Source data:

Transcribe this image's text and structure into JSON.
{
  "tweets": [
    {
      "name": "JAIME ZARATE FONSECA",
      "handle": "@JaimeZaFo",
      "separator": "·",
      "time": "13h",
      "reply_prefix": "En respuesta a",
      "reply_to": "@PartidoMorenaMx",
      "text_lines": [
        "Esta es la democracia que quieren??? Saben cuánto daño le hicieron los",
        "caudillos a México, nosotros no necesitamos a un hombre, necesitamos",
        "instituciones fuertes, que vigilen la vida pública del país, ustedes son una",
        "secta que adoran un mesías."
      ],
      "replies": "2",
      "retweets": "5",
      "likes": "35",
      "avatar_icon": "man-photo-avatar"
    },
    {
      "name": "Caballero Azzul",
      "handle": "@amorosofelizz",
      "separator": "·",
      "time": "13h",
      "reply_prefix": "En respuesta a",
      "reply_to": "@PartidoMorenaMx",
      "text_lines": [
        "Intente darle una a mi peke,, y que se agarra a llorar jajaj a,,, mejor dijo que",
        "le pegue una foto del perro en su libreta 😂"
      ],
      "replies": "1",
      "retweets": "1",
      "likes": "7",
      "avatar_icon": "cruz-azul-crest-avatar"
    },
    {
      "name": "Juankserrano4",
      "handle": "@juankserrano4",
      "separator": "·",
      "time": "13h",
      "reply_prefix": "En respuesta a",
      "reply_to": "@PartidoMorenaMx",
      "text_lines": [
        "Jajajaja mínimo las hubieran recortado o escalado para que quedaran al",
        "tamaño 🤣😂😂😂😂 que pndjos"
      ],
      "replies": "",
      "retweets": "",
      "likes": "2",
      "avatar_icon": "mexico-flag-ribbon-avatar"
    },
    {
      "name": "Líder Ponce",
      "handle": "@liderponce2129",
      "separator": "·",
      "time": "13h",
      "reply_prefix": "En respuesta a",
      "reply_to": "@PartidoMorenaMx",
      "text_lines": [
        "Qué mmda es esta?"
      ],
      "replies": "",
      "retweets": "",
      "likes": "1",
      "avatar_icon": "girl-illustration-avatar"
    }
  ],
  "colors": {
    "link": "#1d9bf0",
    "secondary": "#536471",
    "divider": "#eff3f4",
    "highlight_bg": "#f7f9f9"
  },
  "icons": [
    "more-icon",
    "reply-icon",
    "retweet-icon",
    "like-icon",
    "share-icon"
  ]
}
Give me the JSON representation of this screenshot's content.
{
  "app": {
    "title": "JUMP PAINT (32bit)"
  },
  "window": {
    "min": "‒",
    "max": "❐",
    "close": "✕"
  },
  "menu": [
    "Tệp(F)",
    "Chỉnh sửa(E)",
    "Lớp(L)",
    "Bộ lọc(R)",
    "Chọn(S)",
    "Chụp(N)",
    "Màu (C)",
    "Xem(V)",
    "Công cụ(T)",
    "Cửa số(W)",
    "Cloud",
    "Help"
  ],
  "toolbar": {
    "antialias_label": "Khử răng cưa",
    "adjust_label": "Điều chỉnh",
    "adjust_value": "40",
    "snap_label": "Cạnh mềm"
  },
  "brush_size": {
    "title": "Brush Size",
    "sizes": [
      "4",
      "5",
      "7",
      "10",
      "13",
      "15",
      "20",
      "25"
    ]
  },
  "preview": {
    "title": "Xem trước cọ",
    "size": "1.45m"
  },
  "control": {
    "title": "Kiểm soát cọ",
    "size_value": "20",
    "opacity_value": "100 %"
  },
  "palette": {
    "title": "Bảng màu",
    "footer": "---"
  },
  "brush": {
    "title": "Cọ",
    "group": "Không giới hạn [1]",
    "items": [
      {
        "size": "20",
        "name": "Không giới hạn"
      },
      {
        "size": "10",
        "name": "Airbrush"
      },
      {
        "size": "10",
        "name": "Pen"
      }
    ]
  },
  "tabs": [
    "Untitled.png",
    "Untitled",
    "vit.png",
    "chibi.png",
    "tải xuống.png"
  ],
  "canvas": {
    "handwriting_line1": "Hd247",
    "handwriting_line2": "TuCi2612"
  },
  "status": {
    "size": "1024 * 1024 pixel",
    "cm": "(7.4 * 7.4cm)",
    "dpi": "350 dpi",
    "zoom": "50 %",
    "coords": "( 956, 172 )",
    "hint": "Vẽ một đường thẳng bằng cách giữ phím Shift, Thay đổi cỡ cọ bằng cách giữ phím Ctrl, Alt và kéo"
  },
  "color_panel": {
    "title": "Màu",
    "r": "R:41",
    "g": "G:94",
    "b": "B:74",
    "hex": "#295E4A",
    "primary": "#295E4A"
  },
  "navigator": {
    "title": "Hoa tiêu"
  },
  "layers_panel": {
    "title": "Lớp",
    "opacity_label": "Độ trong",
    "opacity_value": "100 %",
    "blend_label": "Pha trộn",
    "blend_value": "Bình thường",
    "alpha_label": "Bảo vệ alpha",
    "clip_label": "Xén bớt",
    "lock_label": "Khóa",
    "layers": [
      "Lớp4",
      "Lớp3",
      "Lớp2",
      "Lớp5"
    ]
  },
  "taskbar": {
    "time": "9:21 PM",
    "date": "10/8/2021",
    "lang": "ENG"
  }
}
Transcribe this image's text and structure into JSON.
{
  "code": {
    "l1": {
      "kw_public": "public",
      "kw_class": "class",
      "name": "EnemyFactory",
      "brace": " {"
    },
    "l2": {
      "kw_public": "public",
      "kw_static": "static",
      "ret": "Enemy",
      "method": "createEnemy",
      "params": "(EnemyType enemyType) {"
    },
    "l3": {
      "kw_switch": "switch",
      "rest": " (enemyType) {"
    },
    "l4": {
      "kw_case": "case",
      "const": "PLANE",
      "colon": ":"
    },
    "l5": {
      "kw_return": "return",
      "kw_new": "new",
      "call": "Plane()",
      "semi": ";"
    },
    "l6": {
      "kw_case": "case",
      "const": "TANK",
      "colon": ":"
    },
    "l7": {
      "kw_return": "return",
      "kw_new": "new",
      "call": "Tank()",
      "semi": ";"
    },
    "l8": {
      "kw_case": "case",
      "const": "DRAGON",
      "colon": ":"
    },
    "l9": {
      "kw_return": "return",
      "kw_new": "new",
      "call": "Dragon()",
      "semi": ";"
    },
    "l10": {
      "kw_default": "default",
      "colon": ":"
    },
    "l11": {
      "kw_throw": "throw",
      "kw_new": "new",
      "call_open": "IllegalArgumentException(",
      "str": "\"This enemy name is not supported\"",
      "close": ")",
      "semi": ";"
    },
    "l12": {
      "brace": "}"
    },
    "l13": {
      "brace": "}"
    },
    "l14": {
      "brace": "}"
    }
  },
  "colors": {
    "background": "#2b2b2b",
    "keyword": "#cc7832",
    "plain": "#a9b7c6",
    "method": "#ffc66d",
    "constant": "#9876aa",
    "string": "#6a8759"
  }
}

Required task ::
Reproduce the data shown above exactly.

Full answer ::
Transcribe this image's text and structure into JSON.
{
  "tweets": [
    {
      "name": "JAIME ZARATE FONSECA",
      "handle": "@JaimeZaFo",
      "separator": "·",
      "time": "13h",
      "reply_prefix": "En respuesta a",
      "reply_to": "@PartidoMorenaMx",
      "text_lines": [
        "Esta es la democracia que quieren??? Saben cuánto daño le hicieron los",
        "caudillos a México, nosotros no necesitamos a un hombre, necesitamos",
        "instituciones fuertes, que vigilen la vida pública del país, ustedes son una",
        "secta que adoran un mesías."
      ],
      "replies": "2",
      "retweets": "5",
      "likes": "35",
      "avatar_icon": "man-photo-avatar"
    },
    {
      "name": "Caballero Azzul",
      "handle": "@amorosofelizz",
      "separator": "·",
      "time": "13h",
      "reply_prefix": "En respuesta a",
      "reply_to": "@PartidoMorenaMx",
      "text_lines": [
        "Intente darle una a mi peke,, y que se agarra a llorar jajaj a,,, mejor dijo que",
        "le pegue una foto del perro en su libreta 😂"
      ],
      "replies": "1",
      "retweets": "1",
      "likes": "7",
      "avatar_icon": "cruz-azul-crest-avatar"
    },
    {
      "name": "Juankserrano4",
      "handle": "@juankserrano4",
      "separator": "·",
      "time": "13h",
      "reply_prefix": "En respuesta a",
      "reply_to": "@PartidoMorenaMx",
      "text_lines": [
        "Jajajaja mínimo las hubieran recortado o escalado para que quedaran al",
        "tamaño 🤣😂😂😂😂 que pndjos"
      ],
      "replies": "",
      "retweets": "",
      "likes": "2",
      "avatar_icon": "mexico-flag-ribbon-avatar"
    },
    {
      "name": "Líder Ponce",
      "handle": "@liderponce2129",
      "separator": "·",
      "time": "13h",
      "reply_prefix": "En respuesta a",
      "reply_to": "@PartidoMorenaMx",
      "text_lines": [
        "Qué mmda es esta?"
      ],
      "replies": "",
      "retweets": "",
      "likes": "1",
      "avatar_icon": "girl-illustration-avatar"
    }
  ],
  "colors": {
    "link": "#1d9bf0",
    "secondary": "#536471",
    "divider": "#eff3f4",
    "highlight_bg": "#f7f9f9"
  },
  "icons": [
    "more-icon",
    "reply-icon",
    "retweet-icon",
    "like-icon",
    "share-icon"
  ]
}
Give me the JSON representation of this screenshot's content.
{
  "app": {
    "title": "JUMP PAINT (32bit)"
  },
  "window": {
    "min": "‒",
    "max": "❐",
    "close": "✕"
  },
  "menu": [
    "Tệp(F)",
    "Chỉnh sửa(E)",
    "Lớp(L)",
    "Bộ lọc(R)",
    "Chọn(S)",
    "Chụp(N)",
    "Màu (C)",
    "Xem(V)",
    "Công cụ(T)",
    "Cửa số(W)",
    "Cloud",
    "Help"
  ],
  "toolbar": {
    "antialias_label": "Khử răng cưa",
    "adjust_label": "Điều chỉnh",
    "adjust_value": "40",
    "snap_label": "Cạnh mềm"
  },
  "brush_size": {
    "title": "Brush Size",
    "sizes": [
      "4",
      "5",
      "7",
      "10",
      "13",
      "15",
      "20",
      "25"
    ]
  },
  "preview": {
    "title": "Xem trước cọ",
    "size": "1.45m"
  },
  "control": {
    "title": "Kiểm soát cọ",
    "size_value": "20",
    "opacity_value": "100 %"
  },
  "palette": {
    "title": "Bảng màu",
    "footer": "---"
  },
  "brush": {
    "title": "Cọ",
    "group": "Không giới hạn [1]",
    "items": [
      {
        "size": "20",
        "name": "Không giới hạn"
      },
      {
        "size": "10",
        "name": "Airbrush"
      },
      {
        "size": "10",
        "name": "Pen"
      }
    ]
  },
  "tabs": [
    "Untitled.png",
    "Untitled",
    "vit.png",
    "chibi.png",
    "tải xuống.png"
  ],
  "canvas": {
    "handwriting_line1": "Hd247",
    "handwriting_line2": "TuCi2612"
  },
  "status": {
    "size": "1024 * 1024 pixel",
    "cm": "(7.4 * 7.4cm)",
    "dpi": "350 dpi",
    "zoom": "50 %",
    "coords": "( 956, 172 )",
    "hint": "Vẽ một đường thẳng bằng cách giữ phím Shift, Thay đổi cỡ cọ bằng cách giữ phím Ctrl, Alt và kéo"
  },
  "color_panel": {
    "title": "Màu",
    "r": "R:41",
    "g": "G:94",
    "b": "B:74",
    "hex": "#295E4A",
    "primary": "#295E4A"
  },
  "navigator": {
    "title": "Hoa tiêu"
  },
  "layers_panel": {
    "title": "Lớp",
    "opacity_label": "Độ trong",
    "opacity_value": "100 %",
    "blend_label": "Pha trộn",
    "blend_value": "Bình thường",
    "alpha_label": "Bảo vệ alpha",
    "clip_label": "Xén bớt",
    "lock_label": "Khóa",
    "layers": [
      "Lớp4",
      "Lớp3",
      "Lớp2",
      "Lớp5"
    ]
  },
  "taskbar": {
    "time": "9:21 PM",
    "date": "10/8/2021",
    "lang": "ENG"
  }
}
Transcribe this image's text and structure into JSON.
{
  "code": {
    "l1": {
      "kw_public": "public",
      "kw_class": "class",
      "name": "EnemyFactory",
      "brace": " {"
    },
    "l2": {
      "kw_public": "public",
      "kw_static": "static",
      "ret": "Enemy",
      "method": "createEnemy",
      "params": "(EnemyType enemyType) {"
    },
    "l3": {
      "kw_switch": "switch",
      "rest": " (enemyType) {"
    },
    "l4": {
      "kw_case": "case",
      "const": "PLANE",
      "colon": ":"
    },
    "l5": {
      "kw_return": "return",
      "kw_new": "new",
      "call": "Plane()",
      "semi": ";"
    },
    "l6": {
      "kw_case": "case",
      "const": "TANK",
      "colon": ":"
    },
    "l7": {
      "kw_return": "return",
      "kw_new": "new",
      "call": "Tank()",
      "semi": ";"
    },
    "l8": {
      "kw_case": "case",
      "const": "DRAGON",
      "colon": ":"
    },
    "l9": {
      "kw_return": "return",
      "kw_new": "new",
      "call": "Dragon()",
      "semi": ";"
    },
    "l10": {
      "kw_default": "default",
      "colon": ":"
    },
    "l11": {
      "kw_throw": "throw",
      "kw_new": "new",
      "call_open": "IllegalArgumentException(",
      "str": "\"This enemy name is not supported\"",
      "close": ")",
      "semi": ";"
    },
    "l12": {
      "brace": "}"
    },
    "l13": {
      "brace": "}"
    },
    "l14": {
      "brace": "}"
    }
  },
  "colors": {
    "background": "#2b2b2b",
    "keyword": "#cc7832",
    "plain": "#a9b7c6",
    "method": "#ffc66d",
    "constant": "#9876aa",
    "string": "#6a8759"
  }
}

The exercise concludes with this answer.